# START OF DATA FOR THIS TASK
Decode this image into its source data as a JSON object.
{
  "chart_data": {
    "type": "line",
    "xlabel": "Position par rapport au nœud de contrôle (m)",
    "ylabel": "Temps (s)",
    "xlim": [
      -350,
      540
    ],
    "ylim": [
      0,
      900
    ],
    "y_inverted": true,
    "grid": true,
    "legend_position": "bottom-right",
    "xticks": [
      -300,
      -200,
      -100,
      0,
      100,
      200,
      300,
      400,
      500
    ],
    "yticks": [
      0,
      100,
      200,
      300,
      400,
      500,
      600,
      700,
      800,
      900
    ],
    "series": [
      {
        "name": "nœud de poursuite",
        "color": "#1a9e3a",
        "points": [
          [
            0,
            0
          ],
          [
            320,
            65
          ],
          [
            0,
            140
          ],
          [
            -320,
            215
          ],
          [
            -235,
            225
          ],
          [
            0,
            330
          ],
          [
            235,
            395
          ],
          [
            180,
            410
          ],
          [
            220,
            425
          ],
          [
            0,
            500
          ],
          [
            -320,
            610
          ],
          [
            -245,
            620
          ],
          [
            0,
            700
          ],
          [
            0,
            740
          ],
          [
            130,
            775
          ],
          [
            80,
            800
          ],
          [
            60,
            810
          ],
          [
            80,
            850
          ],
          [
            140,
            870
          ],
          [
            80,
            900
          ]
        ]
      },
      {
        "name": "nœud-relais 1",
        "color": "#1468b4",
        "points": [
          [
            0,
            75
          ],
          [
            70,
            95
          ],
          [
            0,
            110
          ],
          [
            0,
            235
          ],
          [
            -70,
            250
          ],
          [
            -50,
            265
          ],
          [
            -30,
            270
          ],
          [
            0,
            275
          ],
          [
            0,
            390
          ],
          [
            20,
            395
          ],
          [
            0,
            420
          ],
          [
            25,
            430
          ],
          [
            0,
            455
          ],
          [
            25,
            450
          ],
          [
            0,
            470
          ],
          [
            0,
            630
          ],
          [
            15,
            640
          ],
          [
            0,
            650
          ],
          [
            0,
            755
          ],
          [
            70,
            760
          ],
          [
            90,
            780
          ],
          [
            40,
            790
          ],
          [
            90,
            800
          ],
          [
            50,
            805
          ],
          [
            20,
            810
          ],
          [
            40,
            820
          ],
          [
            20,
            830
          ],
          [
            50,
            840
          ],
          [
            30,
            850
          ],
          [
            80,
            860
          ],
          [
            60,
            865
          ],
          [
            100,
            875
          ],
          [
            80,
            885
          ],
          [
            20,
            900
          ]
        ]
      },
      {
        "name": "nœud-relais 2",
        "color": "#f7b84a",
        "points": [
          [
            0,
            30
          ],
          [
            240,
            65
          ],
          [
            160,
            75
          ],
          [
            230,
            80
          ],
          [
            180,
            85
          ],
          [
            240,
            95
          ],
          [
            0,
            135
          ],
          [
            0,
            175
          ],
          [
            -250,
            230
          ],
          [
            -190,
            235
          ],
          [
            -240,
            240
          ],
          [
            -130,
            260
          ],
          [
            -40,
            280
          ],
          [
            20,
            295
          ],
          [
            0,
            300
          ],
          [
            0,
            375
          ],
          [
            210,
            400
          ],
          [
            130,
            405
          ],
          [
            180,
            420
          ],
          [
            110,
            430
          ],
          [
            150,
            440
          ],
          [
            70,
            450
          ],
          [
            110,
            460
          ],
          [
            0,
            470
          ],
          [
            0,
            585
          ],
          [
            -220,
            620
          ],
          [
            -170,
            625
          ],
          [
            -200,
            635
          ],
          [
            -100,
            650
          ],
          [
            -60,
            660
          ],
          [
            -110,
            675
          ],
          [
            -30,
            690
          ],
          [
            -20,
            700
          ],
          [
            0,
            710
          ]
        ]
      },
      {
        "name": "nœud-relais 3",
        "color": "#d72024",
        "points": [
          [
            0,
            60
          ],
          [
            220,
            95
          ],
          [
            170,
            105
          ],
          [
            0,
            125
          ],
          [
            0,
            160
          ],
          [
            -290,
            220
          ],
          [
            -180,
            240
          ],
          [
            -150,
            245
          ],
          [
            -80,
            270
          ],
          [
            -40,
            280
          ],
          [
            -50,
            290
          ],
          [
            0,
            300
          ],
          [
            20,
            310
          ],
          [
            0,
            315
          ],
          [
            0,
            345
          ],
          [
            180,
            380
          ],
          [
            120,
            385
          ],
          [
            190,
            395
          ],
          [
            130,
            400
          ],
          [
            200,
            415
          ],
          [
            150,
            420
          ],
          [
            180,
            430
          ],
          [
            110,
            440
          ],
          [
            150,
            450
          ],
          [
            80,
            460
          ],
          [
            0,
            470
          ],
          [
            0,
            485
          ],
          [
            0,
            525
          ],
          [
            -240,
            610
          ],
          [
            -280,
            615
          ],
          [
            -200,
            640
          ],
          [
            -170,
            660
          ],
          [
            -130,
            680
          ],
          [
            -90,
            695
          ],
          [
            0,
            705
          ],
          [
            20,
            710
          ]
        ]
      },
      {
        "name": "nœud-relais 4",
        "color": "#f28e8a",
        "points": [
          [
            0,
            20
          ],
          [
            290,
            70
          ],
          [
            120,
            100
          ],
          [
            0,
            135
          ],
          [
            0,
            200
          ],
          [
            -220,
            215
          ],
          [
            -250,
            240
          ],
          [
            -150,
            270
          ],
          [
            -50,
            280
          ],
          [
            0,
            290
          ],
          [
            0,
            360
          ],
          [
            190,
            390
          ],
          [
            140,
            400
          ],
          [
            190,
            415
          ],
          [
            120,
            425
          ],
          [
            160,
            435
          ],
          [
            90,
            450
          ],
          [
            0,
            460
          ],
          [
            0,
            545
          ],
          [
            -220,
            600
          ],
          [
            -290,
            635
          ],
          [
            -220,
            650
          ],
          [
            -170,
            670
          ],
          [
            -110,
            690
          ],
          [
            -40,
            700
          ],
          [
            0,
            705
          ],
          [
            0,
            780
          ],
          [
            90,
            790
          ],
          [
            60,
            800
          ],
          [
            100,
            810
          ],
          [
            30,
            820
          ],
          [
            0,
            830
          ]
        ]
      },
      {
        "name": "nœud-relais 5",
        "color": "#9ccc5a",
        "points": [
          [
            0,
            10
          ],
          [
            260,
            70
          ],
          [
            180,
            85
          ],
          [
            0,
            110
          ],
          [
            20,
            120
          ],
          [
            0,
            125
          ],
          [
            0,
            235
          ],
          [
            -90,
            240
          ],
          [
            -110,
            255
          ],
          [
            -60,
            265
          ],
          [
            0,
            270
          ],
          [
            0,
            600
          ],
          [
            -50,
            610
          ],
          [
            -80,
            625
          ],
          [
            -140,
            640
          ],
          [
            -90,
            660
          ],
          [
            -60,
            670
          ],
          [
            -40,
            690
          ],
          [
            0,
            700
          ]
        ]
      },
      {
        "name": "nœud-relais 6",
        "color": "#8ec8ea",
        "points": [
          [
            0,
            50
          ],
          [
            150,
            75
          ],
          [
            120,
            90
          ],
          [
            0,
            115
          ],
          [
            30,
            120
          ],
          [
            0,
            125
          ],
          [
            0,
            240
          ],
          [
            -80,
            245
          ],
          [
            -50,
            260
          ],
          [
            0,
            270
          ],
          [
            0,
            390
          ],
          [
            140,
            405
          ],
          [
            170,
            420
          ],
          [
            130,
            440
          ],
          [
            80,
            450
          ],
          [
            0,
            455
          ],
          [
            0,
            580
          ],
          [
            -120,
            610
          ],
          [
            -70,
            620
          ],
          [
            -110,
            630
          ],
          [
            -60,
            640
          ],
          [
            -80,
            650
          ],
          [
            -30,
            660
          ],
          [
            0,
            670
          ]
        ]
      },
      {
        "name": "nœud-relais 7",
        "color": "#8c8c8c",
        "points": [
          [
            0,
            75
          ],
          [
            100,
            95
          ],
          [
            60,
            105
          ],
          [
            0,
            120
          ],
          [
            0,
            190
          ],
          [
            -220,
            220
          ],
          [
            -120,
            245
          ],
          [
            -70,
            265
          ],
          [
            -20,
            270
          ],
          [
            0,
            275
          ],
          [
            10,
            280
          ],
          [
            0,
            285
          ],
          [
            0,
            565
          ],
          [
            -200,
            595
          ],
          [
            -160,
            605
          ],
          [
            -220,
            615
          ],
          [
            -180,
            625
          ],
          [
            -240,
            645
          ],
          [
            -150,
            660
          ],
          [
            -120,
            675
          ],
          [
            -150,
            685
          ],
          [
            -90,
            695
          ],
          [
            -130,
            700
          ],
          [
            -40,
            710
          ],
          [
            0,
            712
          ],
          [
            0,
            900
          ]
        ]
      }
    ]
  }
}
# END OF DATA FOR THIS TASK
* _AIM_:
Where a line above holds the string "name", show that line.

* _SOLUTION FOR THIS PROBLEM_:
        "name": "nœud de poursuite",
        "name": "nœud-relais 1",
        "name": "nœud-relais 2",
        "name": "nœud-relais 3",
        "name": "nœud-relais 4",
        "name": "nœud-relais 5",
        "name": "nœud-relais 6",
        "name": "nœud-relais 7",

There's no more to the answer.